• _What you will do_:
Return every line of the records below verbatim, with no pictures in the copy.

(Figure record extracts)
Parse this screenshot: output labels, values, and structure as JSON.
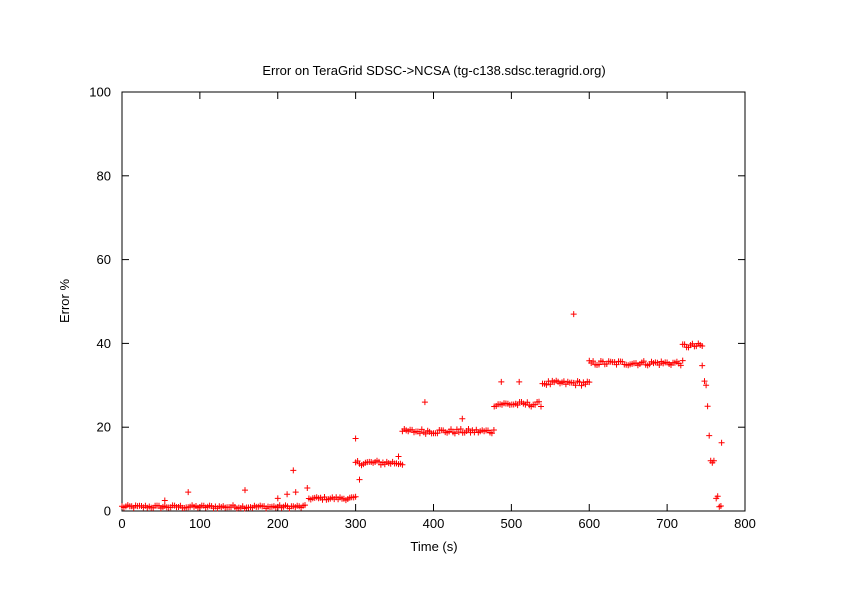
{
  "chart_data": {
    "type": "scatter",
    "title": "Error on TeraGrid SDSC->NCSA (tg-c138.sdsc.teragrid.org)",
    "xlabel": "Time (s)",
    "ylabel": "Error %",
    "xlim": [
      0,
      800
    ],
    "ylim": [
      0,
      100
    ],
    "xticks": [
      "0",
      "100",
      "200",
      "300",
      "400",
      "500",
      "600",
      "700",
      "800"
    ],
    "yticks": [
      "0",
      "20",
      "40",
      "60",
      "80",
      "100"
    ],
    "marker": "+",
    "color": "#ff0000",
    "grid": false,
    "legend": "none",
    "levels": [
      {
        "x_start": 0,
        "x_end": 235,
        "y": 1.0
      },
      {
        "x_start": 240,
        "x_end": 300,
        "y": 3.0
      },
      {
        "x_start": 300,
        "x_end": 360,
        "y": 11.5
      },
      {
        "x_start": 360,
        "x_end": 478,
        "y": 19.0
      },
      {
        "x_start": 478,
        "x_end": 540,
        "y": 25.5
      },
      {
        "x_start": 540,
        "x_end": 600,
        "y": 30.5
      },
      {
        "x_start": 600,
        "x_end": 720,
        "y": 35.3
      },
      {
        "x_start": 720,
        "x_end": 745,
        "y": 39.4
      }
    ],
    "outliers": [
      {
        "x": 55,
        "y": 2.5
      },
      {
        "x": 85,
        "y": 4.5
      },
      {
        "x": 158,
        "y": 5.0
      },
      {
        "x": 200,
        "y": 3.0
      },
      {
        "x": 212,
        "y": 4.0
      },
      {
        "x": 220,
        "y": 9.7
      },
      {
        "x": 223,
        "y": 4.5
      },
      {
        "x": 238,
        "y": 5.5
      },
      {
        "x": 300,
        "y": 17.3
      },
      {
        "x": 305,
        "y": 7.5
      },
      {
        "x": 355,
        "y": 13.0
      },
      {
        "x": 389,
        "y": 26.0
      },
      {
        "x": 437,
        "y": 22.0
      },
      {
        "x": 487,
        "y": 30.8
      },
      {
        "x": 510,
        "y": 30.8
      },
      {
        "x": 580,
        "y": 47.0
      },
      {
        "x": 745,
        "y": 34.7
      },
      {
        "x": 748,
        "y": 31.0
      },
      {
        "x": 750,
        "y": 30.0
      },
      {
        "x": 752,
        "y": 25.0
      },
      {
        "x": 754,
        "y": 18.0
      },
      {
        "x": 756,
        "y": 12.0
      },
      {
        "x": 758,
        "y": 11.5
      },
      {
        "x": 760,
        "y": 12.0
      },
      {
        "x": 763,
        "y": 3.0
      },
      {
        "x": 765,
        "y": 3.5
      },
      {
        "x": 767,
        "y": 1.0
      },
      {
        "x": 769,
        "y": 1.2
      },
      {
        "x": 770,
        "y": 16.3
      }
    ]
  }
}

• _Exercise answer_:
Parse this screenshot: output labels, values, and structure as JSON.
{
  "chart_data": {
    "type": "scatter",
    "title": "Error on TeraGrid SDSC->NCSA (tg-c138.sdsc.teragrid.org)",
    "xlabel": "Time (s)",
    "ylabel": "Error %",
    "xlim": [
      0,
      800
    ],
    "ylim": [
      0,
      100
    ],
    "xticks": [
      "0",
      "100",
      "200",
      "300",
      "400",
      "500",
      "600",
      "700",
      "800"
    ],
    "yticks": [
      "0",
      "20",
      "40",
      "60",
      "80",
      "100"
    ],
    "marker": "+",
    "color": "#ff0000",
    "grid": false,
    "legend": "none",
    "levels": [
      {
        "x_start": 0,
        "x_end": 235,
        "y": 1.0
      },
      {
        "x_start": 240,
        "x_end": 300,
        "y": 3.0
      },
      {
        "x_start": 300,
        "x_end": 360,
        "y": 11.5
      },
      {
        "x_start": 360,
        "x_end": 478,
        "y": 19.0
      },
      {
        "x_start": 478,
        "x_end": 540,
        "y": 25.5
      },
      {
        "x_start": 540,
        "x_end": 600,
        "y": 30.5
      },
      {
        "x_start": 600,
        "x_end": 720,
        "y": 35.3
      },
      {
        "x_start": 720,
        "x_end": 745,
        "y": 39.4
      }
    ],
    "outliers": [
      {
        "x": 55,
        "y": 2.5
      },
      {
        "x": 85,
        "y": 4.5
      },
      {
        "x": 158,
        "y": 5.0
      },
      {
        "x": 200,
        "y": 3.0
      },
      {
        "x": 212,
        "y": 4.0
      },
      {
        "x": 220,
        "y": 9.7
      },
      {
        "x": 223,
        "y": 4.5
      },
      {
        "x": 238,
        "y": 5.5
      },
      {
        "x": 300,
        "y": 17.3
      },
      {
        "x": 305,
        "y": 7.5
      },
      {
        "x": 355,
        "y": 13.0
      },
      {
        "x": 389,
        "y": 26.0
      },
      {
        "x": 437,
        "y": 22.0
      },
      {
        "x": 487,
        "y": 30.8
      },
      {
        "x": 510,
        "y": 30.8
      },
      {
        "x": 580,
        "y": 47.0
      },
      {
        "x": 745,
        "y": 34.7
      },
      {
        "x": 748,
        "y": 31.0
      },
      {
        "x": 750,
        "y": 30.0
      },
      {
        "x": 752,
        "y": 25.0
      },
      {
        "x": 754,
        "y": 18.0
      },
      {
        "x": 756,
        "y": 12.0
      },
      {
        "x": 758,
        "y": 11.5
      },
      {
        "x": 760,
        "y": 12.0
      },
      {
        "x": 763,
        "y": 3.0
      },
      {
        "x": 765,
        "y": 3.5
      },
      {
        "x": 767,
        "y": 1.0
      },
      {
        "x": 769,
        "y": 1.2
      },
      {
        "x": 770,
        "y": 16.3
      }
    ]
  }
}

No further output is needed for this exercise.